*REQUIRED TASK:*
Go through the listing and pick out each line with the word "error" in it.

Entries from a visual dataset:
^^^^^^^^^^^^^^^^
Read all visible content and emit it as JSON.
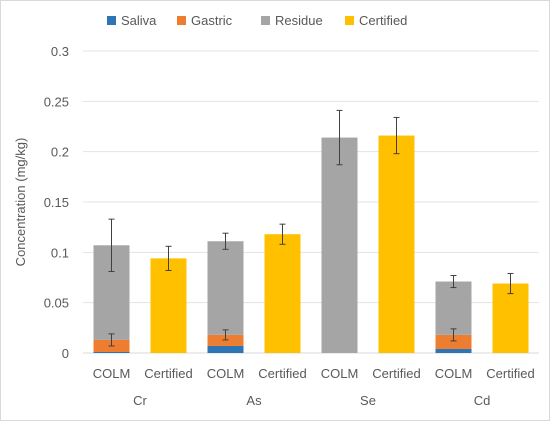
{
  "chart_data": {
    "type": "bar",
    "stacked": true,
    "title": "",
    "ylabel": "Concentration (mg/kg)",
    "xlabel": "",
    "ylim": [
      0,
      0.3
    ],
    "yticks": [
      "0",
      "0.05",
      "0.1",
      "0.15",
      "0.2",
      "0.25",
      "0.3"
    ],
    "grid": true,
    "legend_position": "top",
    "groups": [
      {
        "label": "Cr",
        "bars": [
          {
            "label": "COLM",
            "stack": [
              {
                "series": "Saliva",
                "value": 0.001
              },
              {
                "series": "Gastric",
                "value": 0.012,
                "error": 0.006
              },
              {
                "series": "Residue",
                "value": 0.094,
                "error": 0.026
              }
            ]
          },
          {
            "label": "Certified",
            "stack": [
              {
                "series": "Certified",
                "value": 0.094,
                "error": 0.012
              }
            ]
          }
        ]
      },
      {
        "label": "As",
        "bars": [
          {
            "label": "COLM",
            "stack": [
              {
                "series": "Saliva",
                "value": 0.007
              },
              {
                "series": "Gastric",
                "value": 0.011,
                "error": 0.005
              },
              {
                "series": "Residue",
                "value": 0.093,
                "error": 0.008
              }
            ]
          },
          {
            "label": "Certified",
            "stack": [
              {
                "series": "Certified",
                "value": 0.118,
                "error": 0.01
              }
            ]
          }
        ]
      },
      {
        "label": "Se",
        "bars": [
          {
            "label": "COLM",
            "stack": [
              {
                "series": "Saliva",
                "value": 0.0
              },
              {
                "series": "Gastric",
                "value": 0.0
              },
              {
                "series": "Residue",
                "value": 0.214,
                "error": 0.027
              }
            ]
          },
          {
            "label": "Certified",
            "stack": [
              {
                "series": "Certified",
                "value": 0.216,
                "error": 0.018
              }
            ]
          }
        ]
      },
      {
        "label": "Cd",
        "bars": [
          {
            "label": "COLM",
            "stack": [
              {
                "series": "Saliva",
                "value": 0.004
              },
              {
                "series": "Gastric",
                "value": 0.014,
                "error": 0.006
              },
              {
                "series": "Residue",
                "value": 0.053,
                "error": 0.006
              }
            ]
          },
          {
            "label": "Certified",
            "stack": [
              {
                "series": "Certified",
                "value": 0.069,
                "error": 0.01
              }
            ]
          }
        ]
      }
    ],
    "series": [
      {
        "name": "Saliva",
        "color": "#2e75b6"
      },
      {
        "name": "Gastric",
        "color": "#ed7d31"
      },
      {
        "name": "Residue",
        "color": "#a5a5a5"
      },
      {
        "name": "Certified",
        "color": "#ffc000"
      }
    ]
  }
}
^^^^^^^^^^^^^^^^
*WRITTEN RESPONSE:*
                "error": 0.006
                "error": 0.026
                "error": 0.012
                "error": 0.005
                "error": 0.008
                "error": 0.01
                "error": 0.027
                "error": 0.018
                "error": 0.006
                "error": 0.006
                "error": 0.01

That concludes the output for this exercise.